Problem to work on: Say how many lines of these entries include the word "Sensitivity", and answer with the number alone.
--- begin Records shown ---
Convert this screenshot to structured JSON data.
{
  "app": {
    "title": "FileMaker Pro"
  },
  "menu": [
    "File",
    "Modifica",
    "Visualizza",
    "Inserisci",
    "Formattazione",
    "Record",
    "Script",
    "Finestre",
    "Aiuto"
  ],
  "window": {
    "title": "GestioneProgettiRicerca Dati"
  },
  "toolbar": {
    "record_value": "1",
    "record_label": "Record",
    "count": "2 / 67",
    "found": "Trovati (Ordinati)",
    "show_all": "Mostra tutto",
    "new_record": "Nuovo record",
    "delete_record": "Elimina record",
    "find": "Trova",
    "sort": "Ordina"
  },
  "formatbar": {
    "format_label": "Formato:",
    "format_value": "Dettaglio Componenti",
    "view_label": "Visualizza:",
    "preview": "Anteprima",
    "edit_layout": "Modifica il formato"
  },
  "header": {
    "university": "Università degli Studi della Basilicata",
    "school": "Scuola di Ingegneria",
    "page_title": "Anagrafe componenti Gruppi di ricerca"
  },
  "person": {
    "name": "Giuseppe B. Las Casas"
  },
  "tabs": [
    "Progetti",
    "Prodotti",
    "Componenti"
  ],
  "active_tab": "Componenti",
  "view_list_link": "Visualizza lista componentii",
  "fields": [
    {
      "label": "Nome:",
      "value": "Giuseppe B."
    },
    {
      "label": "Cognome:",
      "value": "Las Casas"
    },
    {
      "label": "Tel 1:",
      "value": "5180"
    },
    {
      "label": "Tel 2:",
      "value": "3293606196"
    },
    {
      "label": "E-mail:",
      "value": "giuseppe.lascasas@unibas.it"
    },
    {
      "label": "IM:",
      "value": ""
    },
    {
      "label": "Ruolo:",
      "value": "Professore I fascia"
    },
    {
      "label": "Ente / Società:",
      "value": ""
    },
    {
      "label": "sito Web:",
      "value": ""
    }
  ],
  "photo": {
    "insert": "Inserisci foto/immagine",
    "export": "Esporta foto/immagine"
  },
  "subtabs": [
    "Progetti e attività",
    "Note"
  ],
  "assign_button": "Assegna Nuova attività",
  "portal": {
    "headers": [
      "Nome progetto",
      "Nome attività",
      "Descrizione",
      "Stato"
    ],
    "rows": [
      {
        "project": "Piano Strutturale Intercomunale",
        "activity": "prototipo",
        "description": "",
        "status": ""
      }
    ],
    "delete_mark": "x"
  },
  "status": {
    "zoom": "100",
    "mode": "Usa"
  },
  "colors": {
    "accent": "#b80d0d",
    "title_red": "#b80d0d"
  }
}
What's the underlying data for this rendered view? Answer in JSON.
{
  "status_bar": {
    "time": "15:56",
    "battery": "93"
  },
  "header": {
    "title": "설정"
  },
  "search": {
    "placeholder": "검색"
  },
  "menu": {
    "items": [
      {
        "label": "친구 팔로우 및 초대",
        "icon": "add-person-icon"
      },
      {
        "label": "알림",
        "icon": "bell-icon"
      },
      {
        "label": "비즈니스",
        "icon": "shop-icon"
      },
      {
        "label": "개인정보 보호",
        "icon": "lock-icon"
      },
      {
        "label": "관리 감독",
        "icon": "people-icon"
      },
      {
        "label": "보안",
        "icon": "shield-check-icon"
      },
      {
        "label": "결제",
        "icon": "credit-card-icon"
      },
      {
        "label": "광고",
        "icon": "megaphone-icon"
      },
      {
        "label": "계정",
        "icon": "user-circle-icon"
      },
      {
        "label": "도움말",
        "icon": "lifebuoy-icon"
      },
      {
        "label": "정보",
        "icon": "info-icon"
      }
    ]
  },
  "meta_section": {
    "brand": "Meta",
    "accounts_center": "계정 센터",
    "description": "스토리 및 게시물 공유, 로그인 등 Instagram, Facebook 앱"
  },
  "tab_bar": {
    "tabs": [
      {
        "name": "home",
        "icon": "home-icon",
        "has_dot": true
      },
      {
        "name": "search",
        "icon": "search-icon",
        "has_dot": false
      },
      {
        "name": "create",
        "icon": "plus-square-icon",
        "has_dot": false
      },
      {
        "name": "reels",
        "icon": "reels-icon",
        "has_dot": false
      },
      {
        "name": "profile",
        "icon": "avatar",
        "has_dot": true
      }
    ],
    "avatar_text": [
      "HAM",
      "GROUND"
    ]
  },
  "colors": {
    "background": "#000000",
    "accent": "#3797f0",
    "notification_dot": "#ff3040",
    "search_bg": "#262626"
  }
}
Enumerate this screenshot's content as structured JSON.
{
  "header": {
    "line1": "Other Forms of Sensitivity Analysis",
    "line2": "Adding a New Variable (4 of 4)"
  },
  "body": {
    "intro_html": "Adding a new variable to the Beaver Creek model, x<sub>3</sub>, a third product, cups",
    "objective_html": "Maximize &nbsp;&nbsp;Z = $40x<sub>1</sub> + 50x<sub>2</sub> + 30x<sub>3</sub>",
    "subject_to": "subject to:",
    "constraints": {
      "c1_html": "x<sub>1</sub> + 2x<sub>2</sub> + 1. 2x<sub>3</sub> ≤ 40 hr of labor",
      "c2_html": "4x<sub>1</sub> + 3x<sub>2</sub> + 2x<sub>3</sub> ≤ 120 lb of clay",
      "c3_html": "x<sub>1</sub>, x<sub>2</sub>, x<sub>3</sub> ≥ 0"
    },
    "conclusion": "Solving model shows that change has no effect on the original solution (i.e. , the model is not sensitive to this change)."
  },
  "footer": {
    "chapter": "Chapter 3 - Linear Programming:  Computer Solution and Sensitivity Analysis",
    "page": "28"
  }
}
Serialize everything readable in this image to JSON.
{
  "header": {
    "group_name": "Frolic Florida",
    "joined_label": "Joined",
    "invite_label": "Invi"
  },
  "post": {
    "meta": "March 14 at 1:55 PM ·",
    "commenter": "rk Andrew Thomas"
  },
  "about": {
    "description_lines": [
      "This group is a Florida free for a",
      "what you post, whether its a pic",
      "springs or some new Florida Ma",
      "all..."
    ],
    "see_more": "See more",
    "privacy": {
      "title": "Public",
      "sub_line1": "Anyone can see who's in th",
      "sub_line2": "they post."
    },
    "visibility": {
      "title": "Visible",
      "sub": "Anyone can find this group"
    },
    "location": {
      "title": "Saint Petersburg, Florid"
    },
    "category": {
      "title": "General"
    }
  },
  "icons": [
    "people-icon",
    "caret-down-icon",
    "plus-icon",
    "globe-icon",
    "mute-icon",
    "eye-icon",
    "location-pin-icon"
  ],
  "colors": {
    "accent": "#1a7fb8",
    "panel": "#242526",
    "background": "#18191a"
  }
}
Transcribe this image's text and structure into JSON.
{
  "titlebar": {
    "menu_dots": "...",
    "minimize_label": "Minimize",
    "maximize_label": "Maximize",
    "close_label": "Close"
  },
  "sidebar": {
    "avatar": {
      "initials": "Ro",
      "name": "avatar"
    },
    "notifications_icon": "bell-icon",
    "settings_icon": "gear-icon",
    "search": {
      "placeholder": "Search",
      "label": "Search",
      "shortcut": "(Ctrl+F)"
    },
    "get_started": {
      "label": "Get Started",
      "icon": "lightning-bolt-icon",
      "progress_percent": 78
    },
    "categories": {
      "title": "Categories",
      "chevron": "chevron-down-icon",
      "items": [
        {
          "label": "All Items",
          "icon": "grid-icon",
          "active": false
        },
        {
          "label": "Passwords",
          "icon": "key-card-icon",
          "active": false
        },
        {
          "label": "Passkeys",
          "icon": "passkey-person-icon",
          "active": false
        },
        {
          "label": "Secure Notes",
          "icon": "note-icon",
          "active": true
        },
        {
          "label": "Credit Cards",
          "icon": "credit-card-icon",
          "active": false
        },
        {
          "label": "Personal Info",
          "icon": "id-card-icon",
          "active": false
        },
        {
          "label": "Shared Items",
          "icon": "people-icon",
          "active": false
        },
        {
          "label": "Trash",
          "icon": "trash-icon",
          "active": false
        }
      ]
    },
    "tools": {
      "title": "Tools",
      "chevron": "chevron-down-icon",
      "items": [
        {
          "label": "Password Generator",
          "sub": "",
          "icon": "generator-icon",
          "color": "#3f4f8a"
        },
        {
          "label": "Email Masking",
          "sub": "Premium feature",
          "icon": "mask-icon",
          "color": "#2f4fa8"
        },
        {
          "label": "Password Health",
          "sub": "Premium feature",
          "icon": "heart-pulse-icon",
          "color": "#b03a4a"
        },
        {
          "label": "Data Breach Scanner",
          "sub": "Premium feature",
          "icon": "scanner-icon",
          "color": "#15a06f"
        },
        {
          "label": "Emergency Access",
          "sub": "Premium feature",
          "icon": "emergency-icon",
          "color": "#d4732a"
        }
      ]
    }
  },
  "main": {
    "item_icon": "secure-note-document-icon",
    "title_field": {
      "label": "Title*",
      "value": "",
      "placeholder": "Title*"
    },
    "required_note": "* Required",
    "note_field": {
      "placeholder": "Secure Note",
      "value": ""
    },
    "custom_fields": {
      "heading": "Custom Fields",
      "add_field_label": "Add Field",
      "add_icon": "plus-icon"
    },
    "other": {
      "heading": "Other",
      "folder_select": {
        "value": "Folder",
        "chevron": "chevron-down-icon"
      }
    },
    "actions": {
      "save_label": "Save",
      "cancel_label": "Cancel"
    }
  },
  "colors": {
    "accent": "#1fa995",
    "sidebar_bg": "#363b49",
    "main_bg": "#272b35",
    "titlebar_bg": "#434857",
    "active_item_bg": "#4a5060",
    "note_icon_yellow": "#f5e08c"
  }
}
--- end Records shown ---
Expected answer: 2